§ PROBLEM DESCRIPTION
Render every line of the data below as a Markdown table with the columns "No." and "Line", numbering the rows in order and omitting blank lines and pictures.

┌─ RECORDS FOR THE EXERCISE

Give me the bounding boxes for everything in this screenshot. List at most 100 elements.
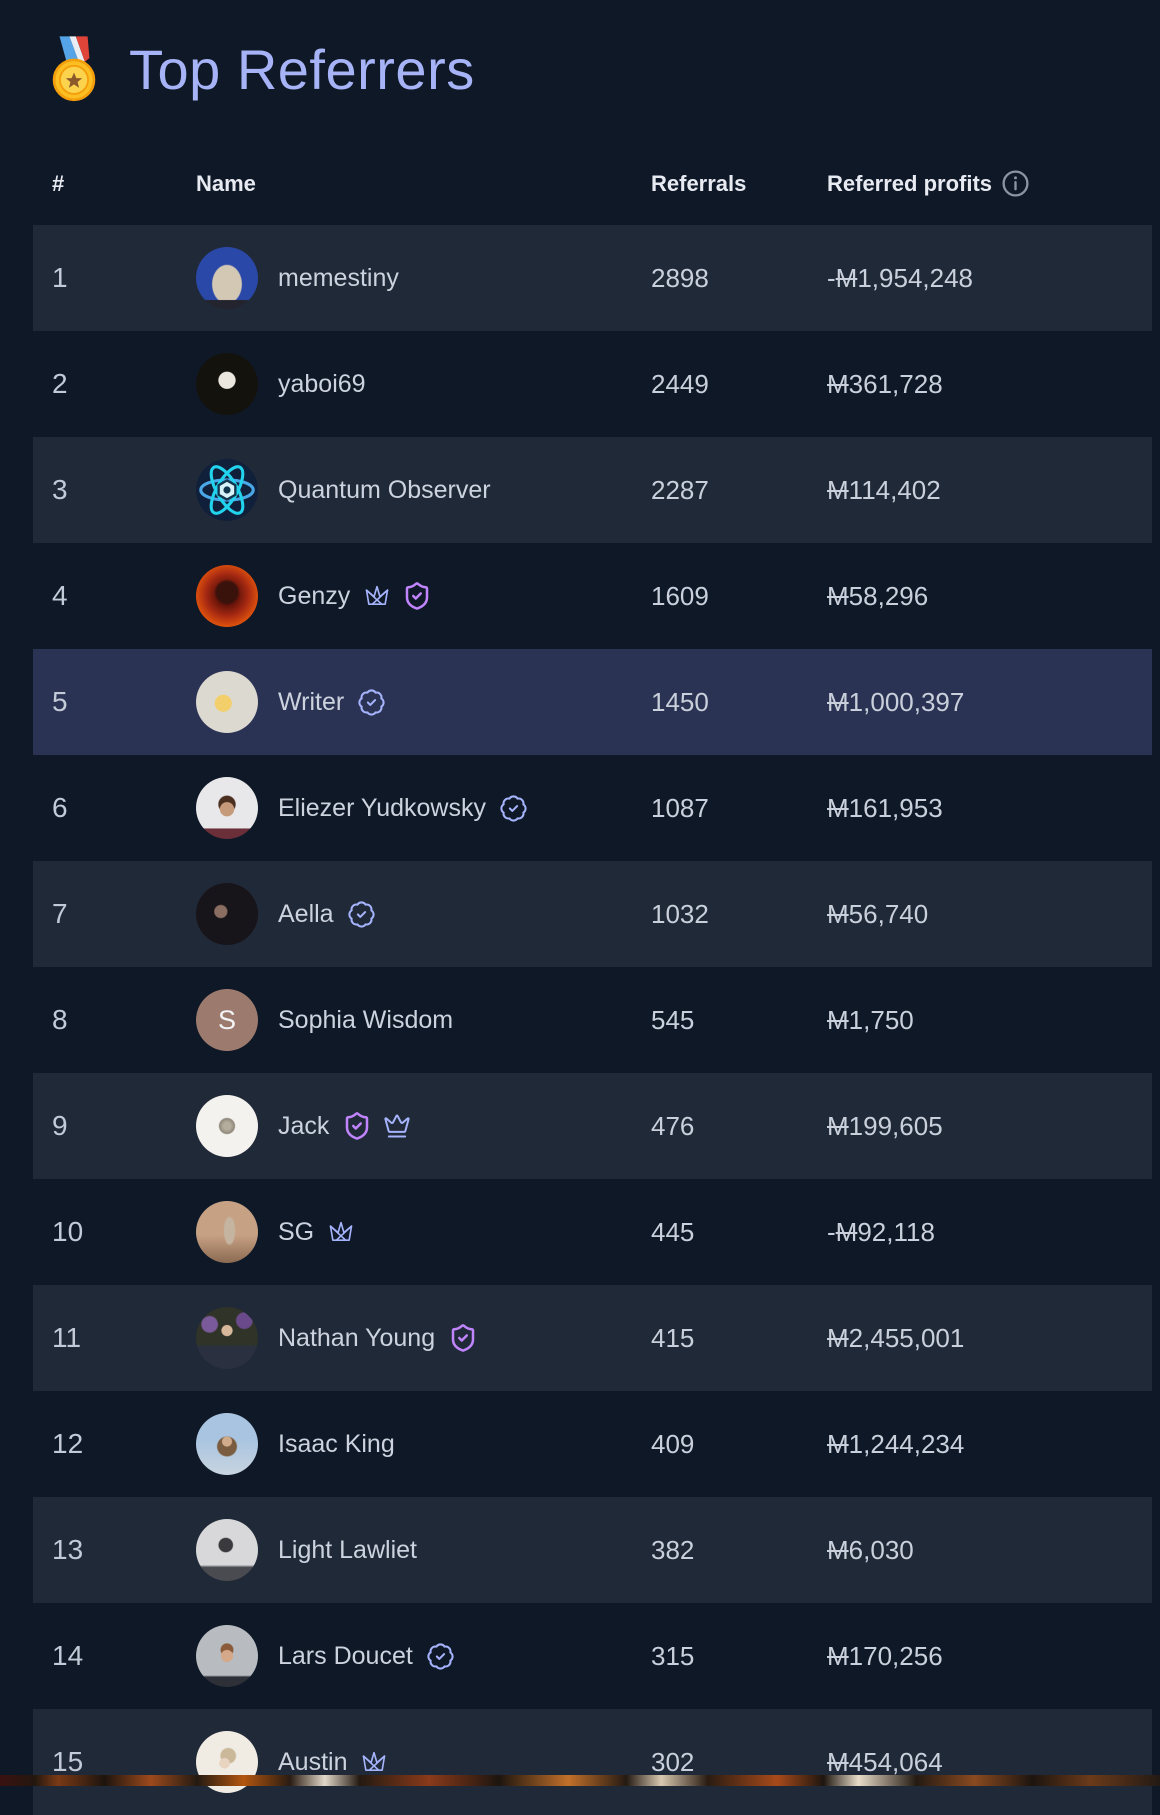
- badges: [357, 688, 386, 717]
- referrals-count: 2287: [651, 474, 709, 505]
- referred-profit: M114,402: [827, 475, 1152, 506]
- user-cell: S Sophia Wisdom: [173, 989, 651, 1051]
- referrals-count: 545: [651, 1004, 695, 1035]
- avatar: [196, 247, 258, 309]
- badges: [327, 1218, 355, 1246]
- profit-amount: 1,244,234: [848, 1428, 965, 1459]
- mana-currency-symbol: M: [827, 1640, 849, 1671]
- referred-profit: M199,605: [827, 1111, 1152, 1142]
- rank: 10: [52, 1216, 84, 1247]
- table-row[interactable]: 1 memestiny 2898 -M1,954,248: [33, 225, 1152, 331]
- mana-currency-symbol: M: [827, 1004, 849, 1035]
- cropped-banner-strip: [0, 1775, 1160, 1786]
- referrals-count: 315: [651, 1640, 695, 1671]
- mana-currency-symbol: M: [827, 898, 849, 929]
- user-name: Lars Doucet: [278, 1641, 413, 1670]
- user-cell: SG: [173, 1201, 651, 1263]
- user-name: Quantum Observer: [278, 475, 491, 504]
- user-name: Aella: [278, 899, 334, 928]
- rank: 12: [52, 1428, 84, 1459]
- user-cell: Quantum Observer: [173, 459, 651, 521]
- referrals-count: 2449: [651, 368, 709, 399]
- table-row[interactable]: 8 S Sophia Wisdom 545 M1,750: [33, 967, 1152, 1073]
- seal-check-icon: [347, 900, 376, 929]
- referrals-count: 1609: [651, 580, 709, 611]
- crown-sketch-icon: [360, 1748, 388, 1776]
- avatar: [196, 565, 258, 627]
- crown-sketch-icon: [327, 1218, 355, 1246]
- info-icon[interactable]: [1000, 168, 1031, 199]
- profit-amount: 199,605: [848, 1110, 943, 1141]
- column-header-referred-profits: Referred profits: [827, 168, 1152, 199]
- mana-currency-symbol: M: [827, 792, 849, 823]
- user-name: yaboi69: [278, 369, 366, 398]
- table-row[interactable]: 14 Lars Doucet 315 M170,256: [33, 1603, 1152, 1709]
- user-name: Austin: [278, 1747, 348, 1776]
- shield-check-icon: [402, 581, 432, 611]
- referred-profit: M2,455,001: [827, 1323, 1152, 1354]
- user-name: Jack: [278, 1111, 330, 1140]
- avatar-letter: S: [217, 1004, 236, 1035]
- table-row[interactable]: 13 Light Lawliet 382 M6,030: [33, 1497, 1152, 1603]
- table-row[interactable]: 11 Nathan Young 415 M2,455,001: [33, 1285, 1152, 1391]
- user-cell: Lars Doucet: [173, 1625, 651, 1687]
- rank: 2: [52, 368, 68, 399]
- table-row[interactable]: 6 Eliezer Yudkowsky 1087 M161,953: [33, 755, 1152, 861]
- user-cell: Jack: [173, 1095, 651, 1157]
- mana-currency-symbol: M: [827, 686, 849, 717]
- column-header-name: Name: [196, 170, 256, 196]
- user-cell: Nathan Young: [173, 1307, 651, 1369]
- badges: [426, 1642, 455, 1671]
- referred-profit: -M1,954,248: [827, 263, 1152, 294]
- table-row[interactable]: 7 Aella 1032 M56,740: [33, 861, 1152, 967]
- user-name: memestiny: [278, 263, 399, 292]
- table-row[interactable]: 4 Genzy 1609 M58,296: [33, 543, 1152, 649]
- seal-check-icon: [499, 794, 528, 823]
- user-cell: Aella: [173, 883, 651, 945]
- rank: 3: [52, 474, 68, 505]
- referrals-count: 476: [651, 1110, 695, 1141]
- avatar: [196, 459, 258, 521]
- profit-amount: 1,000,397: [848, 686, 965, 717]
- rank: 6: [52, 792, 68, 823]
- referred-profit: M161,953: [827, 793, 1152, 824]
- top-referrers-table: # Name Referrals Referred profits 1 meme…: [33, 110, 1152, 1815]
- table-body: 1 memestiny 2898 -M1,954,248 2 yaboi69 2…: [33, 225, 1152, 1815]
- table-row[interactable]: 5 Writer 1450 M1,000,397: [33, 649, 1152, 755]
- table-row[interactable]: 9 Jack 476 M199,605: [33, 1073, 1152, 1179]
- referred-profit: M56,740: [827, 899, 1152, 930]
- avatar: [196, 1307, 258, 1369]
- page-header: Top Referrers: [0, 0, 1160, 110]
- user-name: Writer: [278, 687, 345, 716]
- referrals-count: 445: [651, 1216, 695, 1247]
- referred-profit: M1,750: [827, 1005, 1152, 1036]
- table-row[interactable]: 12 Isaac King 409 M1,244,234: [33, 1391, 1152, 1497]
- mana-currency-symbol: M: [827, 1110, 849, 1141]
- referrals-count: 1087: [651, 792, 709, 823]
- user-cell: Genzy: [173, 565, 651, 627]
- rank: 7: [52, 898, 68, 929]
- referrals-count: 409: [651, 1428, 695, 1459]
- user-cell: memestiny: [173, 247, 651, 309]
- profit-amount: 170,256: [848, 1640, 943, 1671]
- referred-profit: M361,728: [827, 369, 1152, 400]
- profit-amount: 92,118: [857, 1216, 935, 1247]
- shield-check-icon: [448, 1323, 478, 1353]
- referrals-count: 2898: [651, 262, 709, 293]
- user-name: Eliezer Yudkowsky: [278, 793, 486, 822]
- badges: [448, 1323, 478, 1353]
- table-row[interactable]: 3 Quantum Observer 2287 M114,402: [33, 437, 1152, 543]
- crown-sketch-icon: [363, 582, 391, 610]
- rank: 9: [52, 1110, 68, 1141]
- profit-amount: 1,750: [848, 1004, 914, 1035]
- mana-currency-symbol: M: [835, 262, 858, 293]
- table-row[interactable]: 2 yaboi69 2449 M361,728: [33, 331, 1152, 437]
- profit-amount: 6,030: [848, 1534, 914, 1565]
- profit-amount: 1,954,248: [857, 262, 974, 293]
- avatar: [196, 1625, 258, 1687]
- table-row[interactable]: 15 Austin 302 M454,064: [33, 1709, 1152, 1815]
- user-name: Light Lawliet: [278, 1535, 417, 1564]
- table-row[interactable]: 10 SG 445 -M92,118: [33, 1179, 1152, 1285]
- badges: [360, 1748, 388, 1776]
- mana-currency-symbol: M: [827, 1746, 849, 1777]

└─

§ SOLUTION TO THIS TASK
| No. | Line |
|---|---|
| 1 | Give me the bounding boxes for everything in this screenshot. List at most 100 elements. |
| 2 | - badges: [357, 688, 386, 717] |
| 3 | - referrals-count: 2287: [651, 474, 709, 505] |
| 4 | - referred-profit: M114,402: [827, 475, 1152, 506] |
| 5 | - user-cell: S Sophia Wisdom: [173, 989, 651, 1051] |
| 6 | - referrals-count: 545: [651, 1004, 695, 1035] |
| 7 | - avatar: [196, 247, 258, 309] |
| 8 | - badges: [327, 1218, 355, 1246] |
| 9 | - profit-amount: 1,244,234: [848, 1428, 965, 1459] |
| 10 | - mana-currency-symbol: M: [827, 1640, 849, 1671] |
| 11 | - referred-profit: M199,605: [827, 1111, 1152, 1142] |
| 12 | - rank: 10: [52, 1216, 84, 1247] |
| 13 | - table-row[interactable]: 1 memestiny 2898 -M1,954,248: [33, 225, 1152, 331] |
| 14 | - mana-currency-symbol: M: [827, 1004, 849, 1035] |
| 15 | - cropped-banner-strip: [0, 1775, 1160, 1786] |
| 16 | - referrals-count: 315: [651, 1640, 695, 1671] |
| 17 | - mana-currency-symbol: M: [827, 898, 849, 929] |
| 18 | - user-name: Lars Doucet: [278, 1641, 413, 1670] |
| 19 | - user-cell: SG: [173, 1201, 651, 1263] |
| 20 | - user-name: Quantum Observer: [278, 475, 491, 504] |
| 21 | - user-name: Aella: [278, 899, 334, 928] |
| 22 | - rank: 12: [52, 1428, 84, 1459] |
| 23 | - user-cell: Quantum Observer: [173, 459, 651, 521] |
| 24 | - referrals-count: 2449: [651, 368, 709, 399] |
| 25 | - table-row[interactable]: 8 S Sophia Wisdom 545 M1,750: [33, 967, 1152, 1073] |
| 26 | - seal-check-icon: [347, 900, 376, 929] |
| 27 | - referrals-count: 1609: [651, 580, 709, 611] |
| 28 | - crown-sketch-icon: [360, 1748, 388, 1776] |
| 29 | - avatar: [196, 565, 258, 627] |
| 30 | - crown-sketch-icon: [327, 1218, 355, 1246] |
| 31 | - info-icon[interactable]: [1000, 168, 1031, 199] |
| 32 | - profit-amount: 199,605: [848, 1110, 943, 1141] |
| 33 | - column-header-referred-profits: Referred profits: [827, 168, 1152, 199] |
| 34 | - mana-currency-symbol: M: [827, 792, 849, 823] |
| 35 | - user-name: yaboi69: [278, 369, 366, 398] |
| 36 | - table-row[interactable]: 14 Lars Doucet 315 M170,256: [33, 1603, 1152, 1709] |
| 37 | - user-name: Austin: [278, 1747, 348, 1776] |
| 38 | - shield-check-icon: [402, 581, 432, 611] |
| 39 | - referred-profit: M2,455,001: [827, 1323, 1152, 1354] |
| 40 | - user-name: Jack: [278, 1111, 330, 1140] |
| 41 | - avatar-letter: S: [217, 1004, 236, 1035] |
| 42 | - table-row[interactable]: 13 Light Lawliet 382 M6,030: [33, 1497, 1152, 1603] |
| 43 | - table-row[interactable]: 11 Nathan Young 415 M2,455,001: [33, 1285, 1152, 1391] |
| 44 | - user-cell: Lars Doucet: [173, 1625, 651, 1687] |
| 45 | - rank: 2: [52, 368, 68, 399] |
| 46 | - table-row[interactable]: 6 Eliezer Yudkowsky 1087 M161,953: [33, 755, 1152, 861] |
| 47 | - user-cell: Jack: [173, 1095, 651, 1157] |
| 48 | - mana-currency-symbol: M: [827, 686, 849, 717] |
| 49 | - column-header-name: Name: [196, 170, 256, 196] |
| 50 | - user-cell: Nathan Young: [173, 1307, 651, 1369] |
| 51 | - badges: [426, 1642, 455, 1671] |
| 52 | - referred-profit: -M1,954,248: [827, 263, 1152, 294] |
| 53 | - table-row[interactable]: 7 Aella 1032 M56,740: [33, 861, 1152, 967] |
| 54 | - user-name: memestiny: [278, 263, 399, 292] |
| 55 | - table-row[interactable]: 4 Genzy 1609 M58,296: [33, 543, 1152, 649] |
| 56 | - seal-check-icon: [499, 794, 528, 823] |
| 57 | - user-cell: Aella: [173, 883, 651, 945] |
| 58 | - rank: 3: [52, 474, 68, 505] |
| 59 | - referrals-count: 476: [651, 1110, 695, 1141] |
| 60 | - avatar: [196, 459, 258, 521] |
| 61 | - profit-amount: 1,000,397: [848, 686, 965, 717] |
| 62 | - rank: 6: [52, 792, 68, 823] |
| 63 | - referred-profit: M161,953: [827, 793, 1152, 824] |
| 64 | - top-referrers-table: # Name Referrals Referred profits 1 meme…: [33, 110, 1152, 1815] |
| 65 | - table-body: 1 memestiny 2898 -M1,954,248 2 yaboi69 2…: [33, 225, 1152, 1815] |
| 66 | - table-row[interactable]: 5 Writer 1450 M1,000,397: [33, 649, 1152, 755] |
| 67 | - table-row[interactable]: 9 Jack 476 M199,605: [33, 1073, 1152, 1179] |
| 68 | - referred-profit: M56,740: [827, 899, 1152, 930] |
| 69 | - avatar: [196, 1307, 258, 1369] |
| 70 | - page-header: Top Referrers: [0, 0, 1160, 110] |
| 71 | - user-name: Writer: [278, 687, 345, 716] |
| 72 | - referrals-count: 445: [651, 1216, 695, 1247] |
| 73 | - referred-profit: M1,750: [827, 1005, 1152, 1036] |
| 74 | - table-row[interactable]: 12 Isaac King 409 M1,244,234: [33, 1391, 1152, 1497] |
| 75 | - mana-currency-symbol: M: [827, 1110, 849, 1141] |
| 76 | - referrals-count: 1087: [651, 792, 709, 823] |
| 77 | - user-cell: Genzy: [173, 565, 651, 627] |
| 78 | - rank: 7: [52, 898, 68, 929] |
| 79 | - referrals-count: 409: [651, 1428, 695, 1459] |
| 80 | - user-cell: memestiny: [173, 247, 651, 309] |
| 81 | - profit-amount: 170,256: [848, 1640, 943, 1671] |
| 82 | - referred-profit: M361,728: [827, 369, 1152, 400] |
| 83 | - profit-amount: 92,118: [857, 1216, 935, 1247] |
| 84 | - shield-check-icon: [448, 1323, 478, 1353] |
| 85 | - referrals-count: 2898: [651, 262, 709, 293] |
| 86 | - user-name: Eliezer Yudkowsky: [278, 793, 486, 822] |
| 87 | - badges: [448, 1323, 478, 1353] |
| 88 | - table-row[interactable]: 3 Quantum Observer 2287 M114,402: [33, 437, 1152, 543] |
| 89 | - crown-sketch-icon: [363, 582, 391, 610] |
| 90 | - rank: 9: [52, 1110, 68, 1141] |
| 91 | - profit-amount: 1,750: [848, 1004, 914, 1035] |
| 92 | - mana-currency-symbol: M: [835, 262, 858, 293] |
| 93 | - table-row[interactable]: 2 yaboi69 2449 M361,728: [33, 331, 1152, 437] |
| 94 | - profit-amount: 6,030: [848, 1534, 914, 1565] |
| 95 | - profit-amount: 1,954,248: [857, 262, 974, 293] |
| 96 | - avatar: [196, 1625, 258, 1687] |
| 97 | - table-row[interactable]: 15 Austin 302 M454,064: [33, 1709, 1152, 1815] |
| 98 | - user-name: Light Lawliet: [278, 1535, 417, 1564] |
| 99 | - table-row[interactable]: 10 SG 445 -M92,118: [33, 1179, 1152, 1285] |
| 100 | - badges: [360, 1748, 388, 1776] |
| 101 | - mana-currency-symbol: M: [827, 1746, 849, 1777] |